» **Goal of the exercise**
Please render every line of the material below as a Markdown table with the columns Row and Line, skipping blank lines. Leave the pictures out of your answer.

[Collected data]
Begin
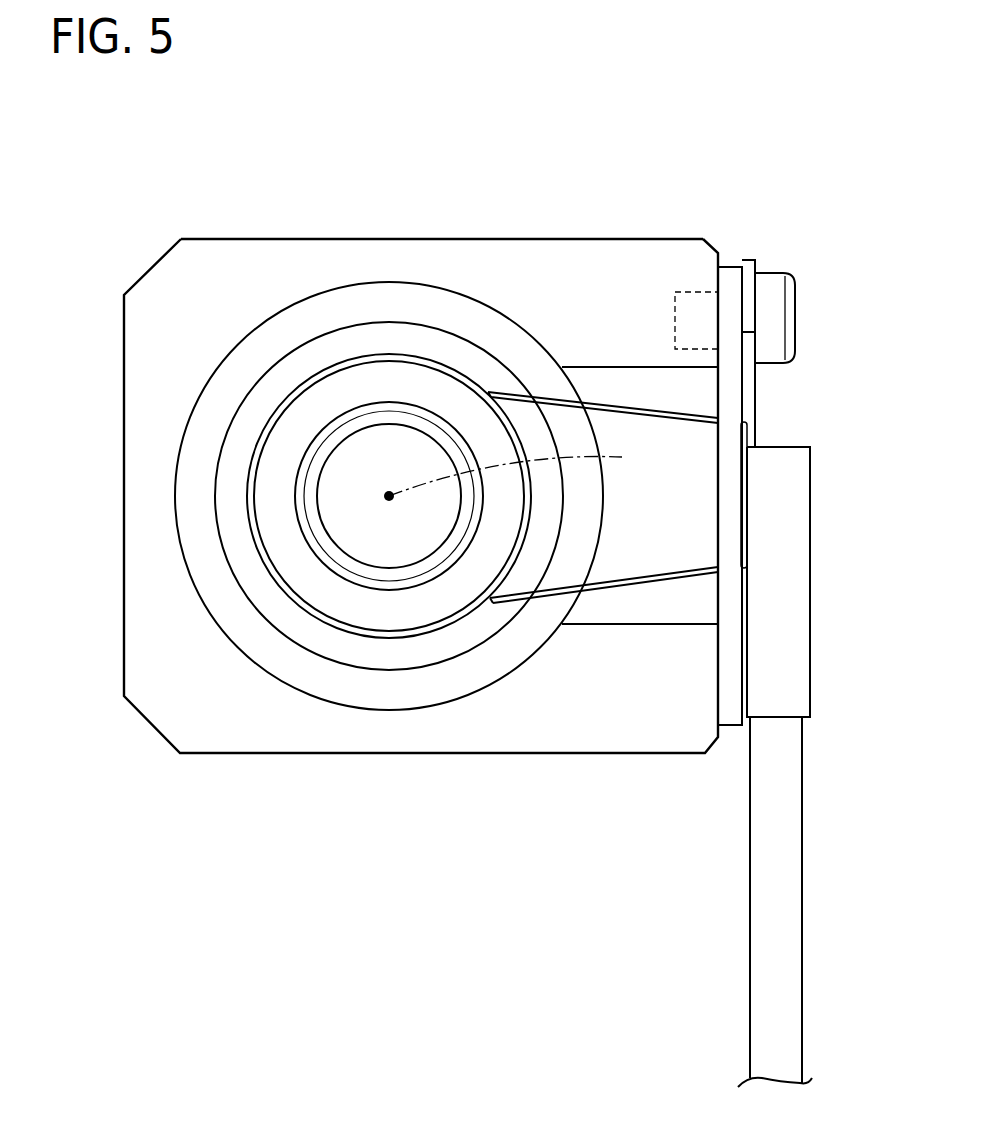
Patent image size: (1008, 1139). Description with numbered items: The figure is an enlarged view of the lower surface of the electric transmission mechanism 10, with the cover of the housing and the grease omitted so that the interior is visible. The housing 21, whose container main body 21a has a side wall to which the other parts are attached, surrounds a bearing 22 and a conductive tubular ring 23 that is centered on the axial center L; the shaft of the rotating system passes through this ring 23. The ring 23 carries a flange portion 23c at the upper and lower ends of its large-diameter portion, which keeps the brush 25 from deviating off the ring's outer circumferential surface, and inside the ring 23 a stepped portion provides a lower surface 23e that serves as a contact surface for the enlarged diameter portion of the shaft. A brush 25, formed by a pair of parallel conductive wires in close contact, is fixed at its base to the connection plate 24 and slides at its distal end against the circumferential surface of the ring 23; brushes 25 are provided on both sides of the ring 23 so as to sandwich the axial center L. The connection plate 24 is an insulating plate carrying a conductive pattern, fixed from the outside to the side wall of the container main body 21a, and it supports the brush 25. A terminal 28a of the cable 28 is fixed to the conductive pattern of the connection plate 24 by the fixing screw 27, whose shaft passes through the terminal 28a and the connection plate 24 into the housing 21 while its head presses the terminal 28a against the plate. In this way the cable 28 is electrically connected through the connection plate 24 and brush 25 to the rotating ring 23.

The electric transmission mechanism 10 is at (703, 195).
The housing 21 is at (112, 372).
The container main body 21a is at (317, 255).
The bearing 22 is at (457, 345).
The ring 23 is at (455, 640).
The flange portion 23c is at (318, 587).
The lower surface of the stepped portion 23e is at (323, 535).
The connection plate 24 is at (730, 275).
The brush 25 is at (622, 405).
The fixing screw 27 is at (765, 334).
The cable 28 is at (826, 518).
The terminal 28a is at (770, 262).
The axial center L is at (513, 469).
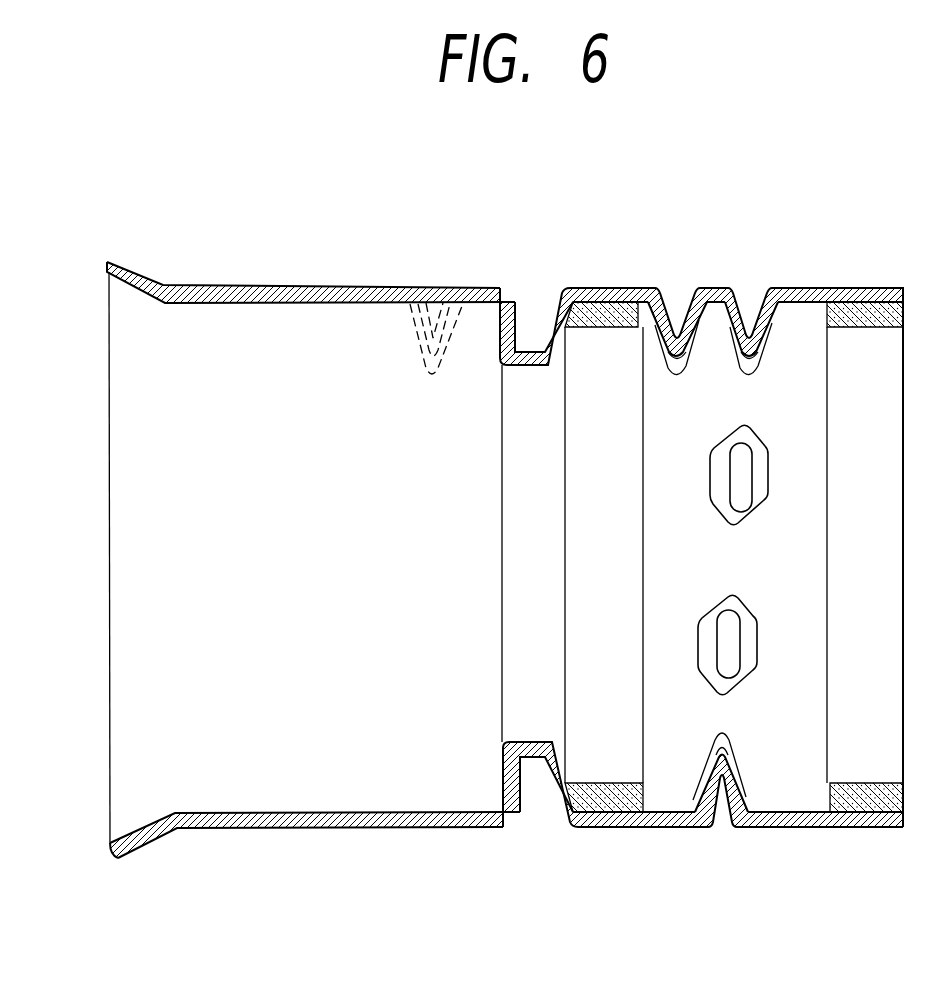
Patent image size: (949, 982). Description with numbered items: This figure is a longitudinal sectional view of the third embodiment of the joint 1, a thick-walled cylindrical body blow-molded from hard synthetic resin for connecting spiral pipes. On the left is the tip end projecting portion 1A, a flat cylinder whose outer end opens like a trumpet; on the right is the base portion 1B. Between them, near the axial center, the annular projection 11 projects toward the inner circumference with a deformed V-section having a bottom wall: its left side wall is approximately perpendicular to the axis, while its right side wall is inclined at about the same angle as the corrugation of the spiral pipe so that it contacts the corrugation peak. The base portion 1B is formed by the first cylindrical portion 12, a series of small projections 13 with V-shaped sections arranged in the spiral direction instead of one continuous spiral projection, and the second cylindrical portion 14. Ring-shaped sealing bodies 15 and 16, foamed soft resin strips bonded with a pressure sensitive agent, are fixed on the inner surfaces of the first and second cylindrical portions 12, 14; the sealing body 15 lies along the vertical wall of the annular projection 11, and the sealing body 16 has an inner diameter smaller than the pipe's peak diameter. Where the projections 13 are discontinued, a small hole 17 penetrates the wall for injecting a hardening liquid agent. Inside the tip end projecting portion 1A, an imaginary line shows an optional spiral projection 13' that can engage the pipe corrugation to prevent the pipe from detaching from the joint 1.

The joint 1 is at (322, 265).
The tip end projecting portion 1A is at (330, 828).
The base portion 1B is at (660, 827).
The annular projection 11 is at (533, 348).
The first cylindrical portion 12 is at (598, 827).
The small projections 13 is at (713, 530).
The spiral projection 13' is at (436, 271).
The second cylindrical portion 14 is at (842, 827).
The sealing body 15 is at (600, 290).
The sealing body 16 is at (867, 287).
The small hole 17 is at (718, 287).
End
» **Finished answer**
| Row | Line |
|---|---|
| 1 | Patent image size: (1008, 1139). Description with numbered items: The figure is an enlarged view of the lower surface of the electric transmission mechanism 10, with the cover of the housing and the grease omitted so that the interior is visible. The housing 21, whose container main body 21a has a side wall to which the other parts are attached, surrounds a bearing 22 and a conductive tubular ring 23 that is centered on the axial center L; the shaft of the rotating system passes through this ring 23. The ring 23 carries a flange portion 23c at the upper and lower ends of its large-diameter portion, which keeps the brush 25 from deviating off the ring's outer circumferential surface, and inside the ring 23 a stepped portion provides a lower surface 23e that serves as a contact surface for the enlarged diameter portion of the shaft. A brush 25, formed by a pair of parallel conductive wires in close contact, is fixed at its base to the connection plate 24 and slides at its distal end against the circumferential surface of the ring 23; brushes 25 are provided on both sides of the ring 23 so as to sandwich the axial center L. The connection plate 24 is an insulating plate carrying a conductive pattern, fixed from the outside to the side wall of the container main body 21a, and it supports the brush 25. A terminal 28a of the cable 28 is fixed to the conductive pattern of the connection plate 24 by the fixing screw 27, whose shaft passes through the terminal 28a and the connection plate 24 into the housing 21 while its head presses the terminal 28a against the plate. In this way the cable 28 is electrically connected through the connection plate 24 and brush 25 to the rotating ring 23. |
| 2 | The electric transmission mechanism 10 is at (703, 195). |
| 3 | The housing 21 is at (112, 372). |
| 4 | The container main body 21a is at (317, 255). |
| 5 | The bearing 22 is at (457, 345). |
| 6 | The ring 23 is at (455, 640). |
| 7 | The flange portion 23c is at (318, 587). |
| 8 | The lower surface of the stepped portion 23e is at (323, 535). |
| 9 | The connection plate 24 is at (730, 275). |
| 10 | The brush 25 is at (622, 405). |
| 11 | The fixing screw 27 is at (765, 334). |
| 12 | The cable 28 is at (826, 518). |
| 13 | The terminal 28a is at (770, 262). |
| 14 | The axial center L is at (513, 469). |
| 15 | Patent image size: (949, 982). Description with numbered items: This figure is a longitudinal sectional view of the third embodiment of the joint 1, a thick-walled cylindrical body blow-molded from hard synthetic resin for connecting spiral pipes. On the left is the tip end projecting portion 1A, a flat cylinder whose outer end opens like a trumpet; on the right is the base portion 1B. Between them, near the axial center, the annular projection 11 projects toward the inner circumference with a deformed V-section having a bottom wall: its left side wall is approximately perpendicular to the axis, while its right side wall is inclined at about the same angle as the corrugation of the spiral pipe so that it contacts the corrugation peak. The base portion 1B is formed by the first cylindrical portion 12, a series of small projections 13 with V-shaped sections arranged in the spiral direction instead of one continuous spiral projection, and the second cylindrical portion 14. Ring-shaped sealing bodies 15 and 16, foamed soft resin strips bonded with a pressure sensitive agent, are fixed on the inner surfaces of the first and second cylindrical portions 12, 14; the sealing body 15 lies along the vertical wall of the annular projection 11, and the sealing body 16 has an inner diameter smaller than the pipe's peak diameter. Where the projections 13 are discontinued, a small hole 17 penetrates the wall for injecting a hardening liquid agent. Inside the tip end projecting portion 1A, an imaginary line shows an optional spiral projection 13' that can engage the pipe corrugation to prevent the pipe from detaching from the joint 1. |
| 16 | The joint 1 is at (322, 265). |
| 17 | The tip end projecting portion 1A is at (330, 828). |
| 18 | The base portion 1B is at (660, 827). |
| 19 | The annular projection 11 is at (533, 348). |
| 20 | The first cylindrical portion 12 is at (598, 827). |
| 21 | The small projections 13 is at (713, 530). |
| 22 | The spiral projection 13' is at (436, 271). |
| 23 | The second cylindrical portion 14 is at (842, 827). |
| 24 | The sealing body 15 is at (600, 290). |
| 25 | The sealing body 16 is at (867, 287). |
| 26 | The small hole 17 is at (718, 287). |